▸ Directive
Only a number is wanted: the count of lines in this listing that contain "have".

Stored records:
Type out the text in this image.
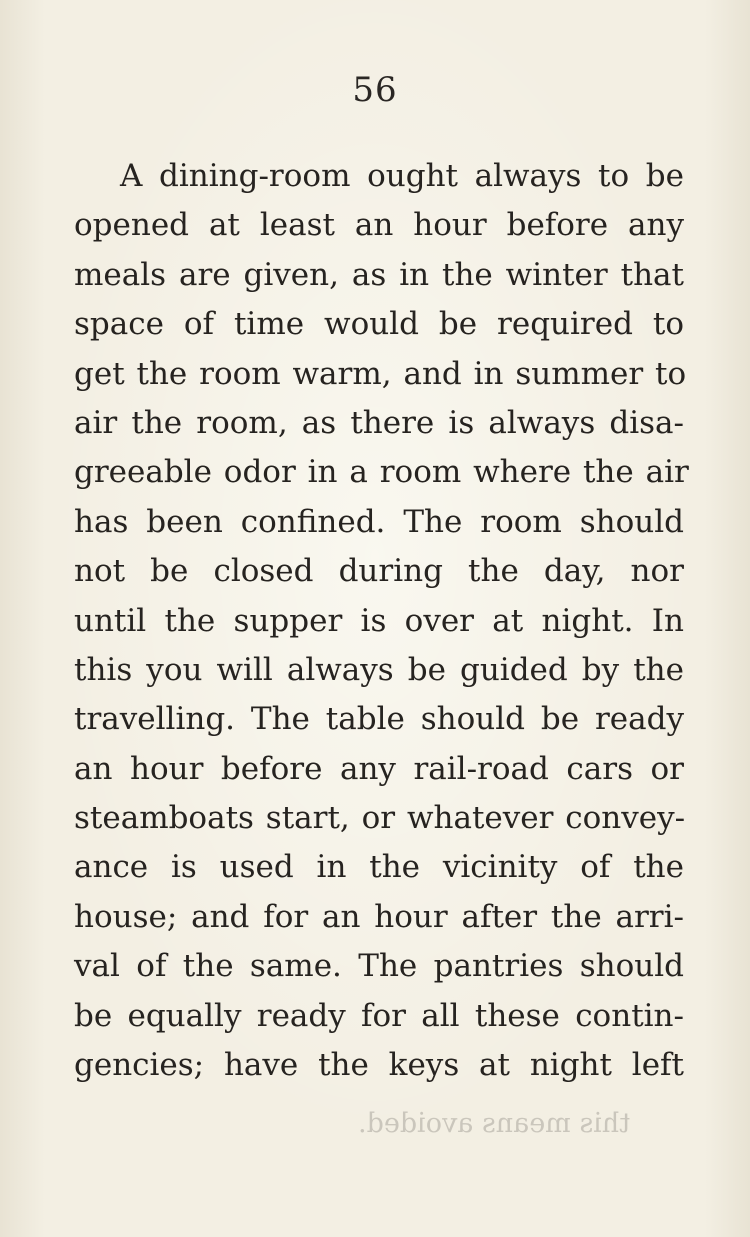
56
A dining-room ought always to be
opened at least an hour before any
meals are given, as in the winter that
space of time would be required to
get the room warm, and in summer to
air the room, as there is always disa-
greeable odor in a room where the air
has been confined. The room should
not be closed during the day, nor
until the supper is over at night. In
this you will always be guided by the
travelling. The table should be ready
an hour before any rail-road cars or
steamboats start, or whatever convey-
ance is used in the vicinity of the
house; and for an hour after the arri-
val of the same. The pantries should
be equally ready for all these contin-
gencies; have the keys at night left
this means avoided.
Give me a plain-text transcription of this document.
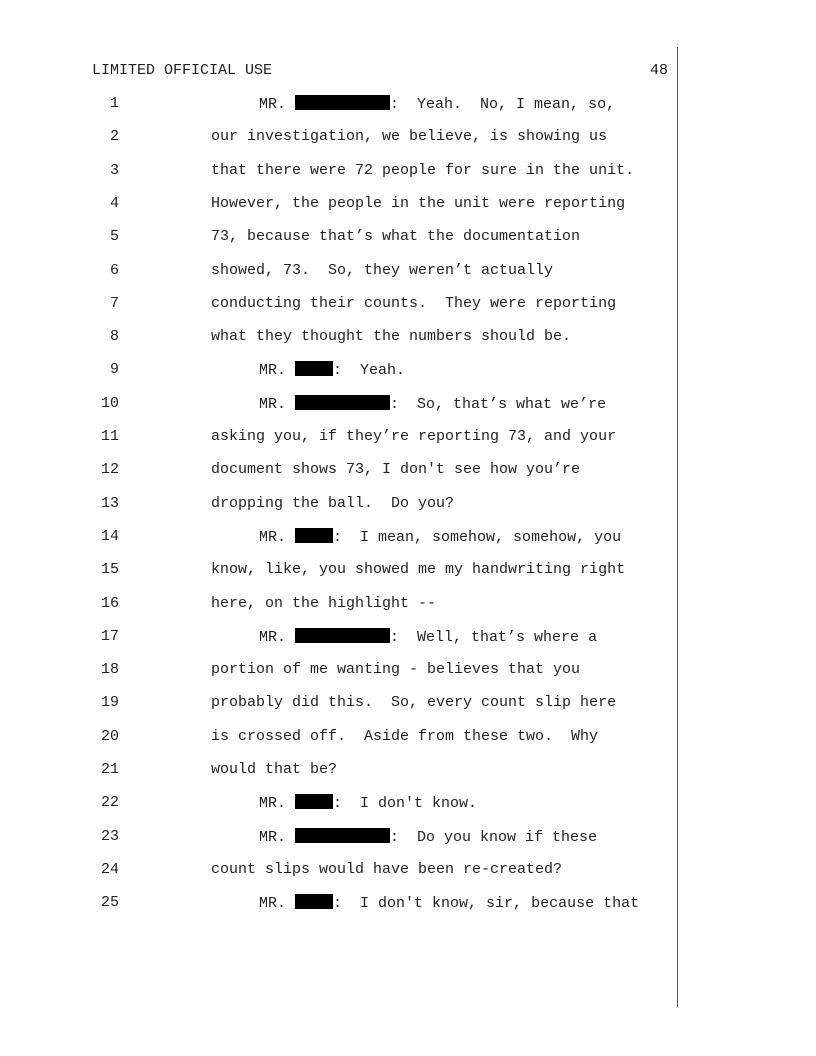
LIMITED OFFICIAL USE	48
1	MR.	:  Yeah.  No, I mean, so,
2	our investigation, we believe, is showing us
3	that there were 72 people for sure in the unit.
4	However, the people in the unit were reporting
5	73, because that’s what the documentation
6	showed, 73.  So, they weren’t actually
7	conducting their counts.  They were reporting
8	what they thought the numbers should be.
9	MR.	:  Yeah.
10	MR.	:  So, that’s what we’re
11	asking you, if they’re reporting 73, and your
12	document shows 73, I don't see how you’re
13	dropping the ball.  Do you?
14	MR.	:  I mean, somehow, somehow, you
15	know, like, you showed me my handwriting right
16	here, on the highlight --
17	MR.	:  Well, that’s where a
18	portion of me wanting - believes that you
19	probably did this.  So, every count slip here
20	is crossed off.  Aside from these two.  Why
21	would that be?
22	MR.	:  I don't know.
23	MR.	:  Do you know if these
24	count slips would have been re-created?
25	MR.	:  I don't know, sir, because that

▸ Reply
2